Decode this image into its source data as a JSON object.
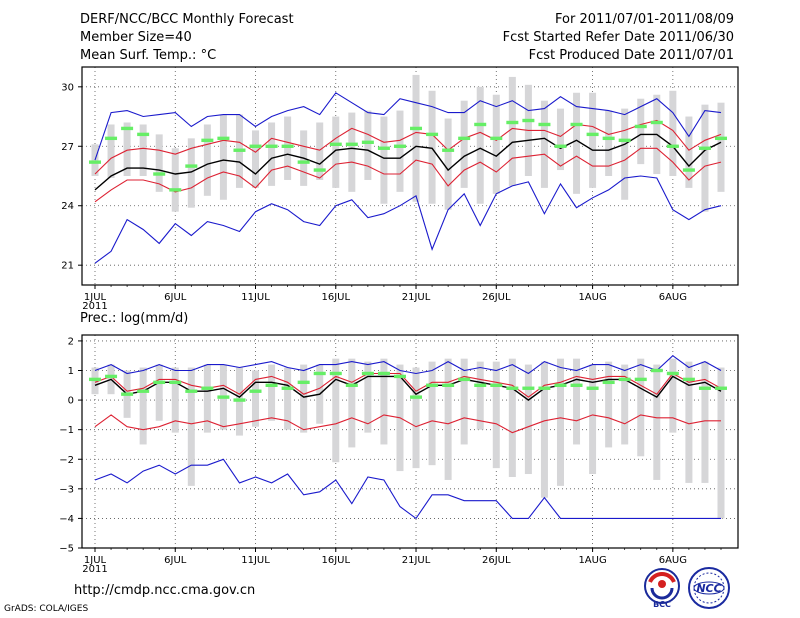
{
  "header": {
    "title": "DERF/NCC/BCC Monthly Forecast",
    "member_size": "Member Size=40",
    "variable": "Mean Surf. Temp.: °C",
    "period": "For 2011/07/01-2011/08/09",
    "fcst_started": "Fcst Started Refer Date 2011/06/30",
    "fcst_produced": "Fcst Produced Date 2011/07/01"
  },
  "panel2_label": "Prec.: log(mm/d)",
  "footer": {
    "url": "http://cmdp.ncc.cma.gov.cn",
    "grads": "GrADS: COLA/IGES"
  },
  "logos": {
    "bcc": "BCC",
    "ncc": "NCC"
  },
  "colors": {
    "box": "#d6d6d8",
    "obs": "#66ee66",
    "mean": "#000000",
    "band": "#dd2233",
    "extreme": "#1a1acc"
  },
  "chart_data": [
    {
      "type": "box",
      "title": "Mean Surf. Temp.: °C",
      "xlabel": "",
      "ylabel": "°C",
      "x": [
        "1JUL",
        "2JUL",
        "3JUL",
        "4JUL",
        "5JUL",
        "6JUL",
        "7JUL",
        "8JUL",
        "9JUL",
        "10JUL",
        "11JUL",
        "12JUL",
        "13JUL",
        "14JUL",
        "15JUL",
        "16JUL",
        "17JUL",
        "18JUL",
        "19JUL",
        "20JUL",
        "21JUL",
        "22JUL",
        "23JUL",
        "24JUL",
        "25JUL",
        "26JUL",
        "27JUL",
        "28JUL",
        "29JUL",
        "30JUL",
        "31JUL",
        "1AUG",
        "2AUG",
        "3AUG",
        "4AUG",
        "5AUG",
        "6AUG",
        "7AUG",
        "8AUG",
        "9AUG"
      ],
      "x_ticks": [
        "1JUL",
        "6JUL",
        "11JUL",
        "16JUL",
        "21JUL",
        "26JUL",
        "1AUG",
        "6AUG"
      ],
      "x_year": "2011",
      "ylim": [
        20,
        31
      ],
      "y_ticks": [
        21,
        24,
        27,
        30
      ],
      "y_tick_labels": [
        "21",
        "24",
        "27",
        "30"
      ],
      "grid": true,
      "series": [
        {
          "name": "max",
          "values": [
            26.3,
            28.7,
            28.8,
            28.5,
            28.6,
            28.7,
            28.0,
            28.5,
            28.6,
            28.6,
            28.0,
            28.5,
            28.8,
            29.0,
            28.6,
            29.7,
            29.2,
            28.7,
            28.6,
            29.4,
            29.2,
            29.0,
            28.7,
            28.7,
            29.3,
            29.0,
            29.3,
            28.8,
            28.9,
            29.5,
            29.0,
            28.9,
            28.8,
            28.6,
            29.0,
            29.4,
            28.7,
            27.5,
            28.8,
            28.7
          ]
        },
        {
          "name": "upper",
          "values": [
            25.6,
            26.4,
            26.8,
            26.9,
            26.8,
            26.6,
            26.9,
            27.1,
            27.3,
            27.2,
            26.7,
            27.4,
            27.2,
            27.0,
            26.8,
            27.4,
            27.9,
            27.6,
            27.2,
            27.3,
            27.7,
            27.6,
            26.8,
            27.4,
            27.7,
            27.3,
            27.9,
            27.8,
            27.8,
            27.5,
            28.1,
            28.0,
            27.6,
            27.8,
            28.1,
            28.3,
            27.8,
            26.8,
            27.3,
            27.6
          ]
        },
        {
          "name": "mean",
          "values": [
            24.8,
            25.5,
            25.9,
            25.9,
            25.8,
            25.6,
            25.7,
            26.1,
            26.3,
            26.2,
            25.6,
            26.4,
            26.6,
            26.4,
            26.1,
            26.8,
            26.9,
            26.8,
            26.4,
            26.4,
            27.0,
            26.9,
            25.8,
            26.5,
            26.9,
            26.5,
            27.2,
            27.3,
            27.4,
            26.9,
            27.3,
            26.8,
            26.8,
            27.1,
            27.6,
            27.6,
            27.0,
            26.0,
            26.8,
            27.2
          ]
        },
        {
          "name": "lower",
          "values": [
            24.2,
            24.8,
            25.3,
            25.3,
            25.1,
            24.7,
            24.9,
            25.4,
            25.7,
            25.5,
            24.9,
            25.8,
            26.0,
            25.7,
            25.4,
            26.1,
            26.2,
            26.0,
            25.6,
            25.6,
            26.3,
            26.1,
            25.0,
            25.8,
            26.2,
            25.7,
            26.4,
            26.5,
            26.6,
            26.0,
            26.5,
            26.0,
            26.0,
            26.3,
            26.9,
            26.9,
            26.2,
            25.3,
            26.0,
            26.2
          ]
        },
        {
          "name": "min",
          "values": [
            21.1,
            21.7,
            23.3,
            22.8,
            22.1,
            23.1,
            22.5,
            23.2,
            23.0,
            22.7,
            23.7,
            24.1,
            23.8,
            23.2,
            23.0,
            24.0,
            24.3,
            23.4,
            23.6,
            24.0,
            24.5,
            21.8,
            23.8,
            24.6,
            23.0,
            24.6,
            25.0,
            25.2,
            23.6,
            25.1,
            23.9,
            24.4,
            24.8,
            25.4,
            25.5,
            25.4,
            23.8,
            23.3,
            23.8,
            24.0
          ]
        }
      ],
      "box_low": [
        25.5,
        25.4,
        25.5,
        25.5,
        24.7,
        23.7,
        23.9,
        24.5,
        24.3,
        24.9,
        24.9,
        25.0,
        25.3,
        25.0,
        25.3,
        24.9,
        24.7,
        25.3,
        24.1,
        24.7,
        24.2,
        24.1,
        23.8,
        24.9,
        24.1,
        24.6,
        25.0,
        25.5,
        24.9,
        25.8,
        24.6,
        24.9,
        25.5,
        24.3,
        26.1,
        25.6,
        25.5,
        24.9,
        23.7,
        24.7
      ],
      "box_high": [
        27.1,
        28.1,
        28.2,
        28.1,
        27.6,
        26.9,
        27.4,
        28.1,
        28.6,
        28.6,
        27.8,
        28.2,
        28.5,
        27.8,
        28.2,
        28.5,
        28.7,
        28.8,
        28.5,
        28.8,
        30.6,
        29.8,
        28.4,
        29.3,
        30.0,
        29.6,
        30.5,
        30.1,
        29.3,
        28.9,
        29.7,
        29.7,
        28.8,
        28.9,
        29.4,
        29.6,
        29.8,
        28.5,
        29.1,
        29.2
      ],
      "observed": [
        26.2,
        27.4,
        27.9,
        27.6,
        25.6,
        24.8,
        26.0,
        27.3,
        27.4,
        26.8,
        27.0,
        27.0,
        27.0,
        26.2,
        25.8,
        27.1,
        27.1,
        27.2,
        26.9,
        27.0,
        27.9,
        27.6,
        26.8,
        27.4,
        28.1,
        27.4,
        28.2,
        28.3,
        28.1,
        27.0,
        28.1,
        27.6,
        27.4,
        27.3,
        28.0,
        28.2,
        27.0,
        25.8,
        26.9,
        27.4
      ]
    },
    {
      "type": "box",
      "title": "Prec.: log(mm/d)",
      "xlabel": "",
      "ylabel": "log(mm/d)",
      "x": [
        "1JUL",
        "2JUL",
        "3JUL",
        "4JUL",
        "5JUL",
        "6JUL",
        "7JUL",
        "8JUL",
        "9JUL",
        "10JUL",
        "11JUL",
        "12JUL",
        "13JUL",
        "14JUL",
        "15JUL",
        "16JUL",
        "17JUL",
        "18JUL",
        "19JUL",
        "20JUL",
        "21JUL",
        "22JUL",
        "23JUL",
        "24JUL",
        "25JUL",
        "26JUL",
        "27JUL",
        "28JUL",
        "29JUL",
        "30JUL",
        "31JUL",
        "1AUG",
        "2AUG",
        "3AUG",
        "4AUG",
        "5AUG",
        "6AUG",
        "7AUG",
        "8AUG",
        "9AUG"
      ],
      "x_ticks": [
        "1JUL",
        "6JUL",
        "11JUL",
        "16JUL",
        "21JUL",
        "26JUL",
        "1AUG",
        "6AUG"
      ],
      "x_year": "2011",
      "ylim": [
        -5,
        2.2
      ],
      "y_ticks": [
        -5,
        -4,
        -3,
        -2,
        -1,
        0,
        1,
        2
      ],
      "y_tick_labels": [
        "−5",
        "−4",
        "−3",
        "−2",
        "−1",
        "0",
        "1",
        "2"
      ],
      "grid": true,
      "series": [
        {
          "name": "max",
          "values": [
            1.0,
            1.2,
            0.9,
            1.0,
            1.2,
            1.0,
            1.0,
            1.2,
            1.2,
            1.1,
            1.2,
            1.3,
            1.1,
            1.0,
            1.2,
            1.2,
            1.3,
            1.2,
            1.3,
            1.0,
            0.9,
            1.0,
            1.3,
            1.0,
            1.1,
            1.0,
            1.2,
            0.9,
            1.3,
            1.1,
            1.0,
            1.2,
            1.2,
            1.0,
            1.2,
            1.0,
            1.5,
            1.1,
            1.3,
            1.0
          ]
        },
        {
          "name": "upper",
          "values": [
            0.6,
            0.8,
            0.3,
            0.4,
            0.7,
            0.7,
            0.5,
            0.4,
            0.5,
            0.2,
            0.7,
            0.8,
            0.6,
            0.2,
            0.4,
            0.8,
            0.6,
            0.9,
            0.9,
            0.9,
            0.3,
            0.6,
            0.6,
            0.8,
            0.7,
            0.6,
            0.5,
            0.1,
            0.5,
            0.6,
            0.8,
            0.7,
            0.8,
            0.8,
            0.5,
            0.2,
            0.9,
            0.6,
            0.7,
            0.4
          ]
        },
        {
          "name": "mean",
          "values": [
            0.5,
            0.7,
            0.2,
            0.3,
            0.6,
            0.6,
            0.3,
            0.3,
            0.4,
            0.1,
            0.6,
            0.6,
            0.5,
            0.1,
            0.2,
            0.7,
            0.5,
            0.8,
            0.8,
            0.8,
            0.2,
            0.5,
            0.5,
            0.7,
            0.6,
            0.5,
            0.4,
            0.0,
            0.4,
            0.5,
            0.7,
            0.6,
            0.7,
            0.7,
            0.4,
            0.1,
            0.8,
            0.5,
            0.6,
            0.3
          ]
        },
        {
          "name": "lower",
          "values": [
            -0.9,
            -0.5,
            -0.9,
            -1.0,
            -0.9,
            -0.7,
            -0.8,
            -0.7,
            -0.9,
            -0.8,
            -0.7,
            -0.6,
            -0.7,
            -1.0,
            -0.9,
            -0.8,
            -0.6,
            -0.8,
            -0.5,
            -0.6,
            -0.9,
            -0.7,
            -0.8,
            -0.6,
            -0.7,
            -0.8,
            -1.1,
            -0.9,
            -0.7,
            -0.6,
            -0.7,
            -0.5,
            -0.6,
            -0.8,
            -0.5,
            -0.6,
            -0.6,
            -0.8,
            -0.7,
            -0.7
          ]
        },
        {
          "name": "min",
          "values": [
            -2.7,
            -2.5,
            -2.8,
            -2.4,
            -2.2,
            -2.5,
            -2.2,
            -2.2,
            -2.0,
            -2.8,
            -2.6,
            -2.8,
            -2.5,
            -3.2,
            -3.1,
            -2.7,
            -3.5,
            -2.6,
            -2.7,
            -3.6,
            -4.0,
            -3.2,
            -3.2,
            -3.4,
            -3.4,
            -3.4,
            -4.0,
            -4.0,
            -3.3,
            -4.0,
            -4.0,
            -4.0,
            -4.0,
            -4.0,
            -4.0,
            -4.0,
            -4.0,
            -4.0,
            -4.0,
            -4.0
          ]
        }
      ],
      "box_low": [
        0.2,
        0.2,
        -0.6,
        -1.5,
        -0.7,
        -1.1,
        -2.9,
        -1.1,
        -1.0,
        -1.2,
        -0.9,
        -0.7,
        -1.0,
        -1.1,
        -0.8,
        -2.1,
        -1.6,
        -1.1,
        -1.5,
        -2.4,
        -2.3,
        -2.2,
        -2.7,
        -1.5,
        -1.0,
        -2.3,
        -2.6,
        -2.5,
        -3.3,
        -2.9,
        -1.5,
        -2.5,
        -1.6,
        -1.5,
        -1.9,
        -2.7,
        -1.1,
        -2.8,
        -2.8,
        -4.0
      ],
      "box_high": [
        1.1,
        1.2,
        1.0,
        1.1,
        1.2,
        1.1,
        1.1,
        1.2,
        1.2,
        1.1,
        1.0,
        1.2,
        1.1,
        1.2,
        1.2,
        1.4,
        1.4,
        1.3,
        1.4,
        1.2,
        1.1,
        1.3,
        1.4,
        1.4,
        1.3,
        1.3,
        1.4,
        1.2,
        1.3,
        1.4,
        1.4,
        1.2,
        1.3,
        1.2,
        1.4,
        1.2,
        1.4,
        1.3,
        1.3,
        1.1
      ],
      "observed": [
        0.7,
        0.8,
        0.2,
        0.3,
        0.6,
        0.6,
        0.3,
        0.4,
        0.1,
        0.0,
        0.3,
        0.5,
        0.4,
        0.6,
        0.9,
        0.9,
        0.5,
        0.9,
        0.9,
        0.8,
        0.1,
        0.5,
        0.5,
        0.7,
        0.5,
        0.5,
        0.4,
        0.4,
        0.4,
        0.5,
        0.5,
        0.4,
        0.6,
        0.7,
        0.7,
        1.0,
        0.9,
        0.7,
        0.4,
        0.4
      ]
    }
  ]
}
────
#### [Work required]
Consider the entries above and return each line with the string "Fcst".

#### [Answer to this problem]
    "fcst_started": "Fcst Started Refer Date 2011/06/30",
    "fcst_produced": "Fcst Produced Date 2011/07/01"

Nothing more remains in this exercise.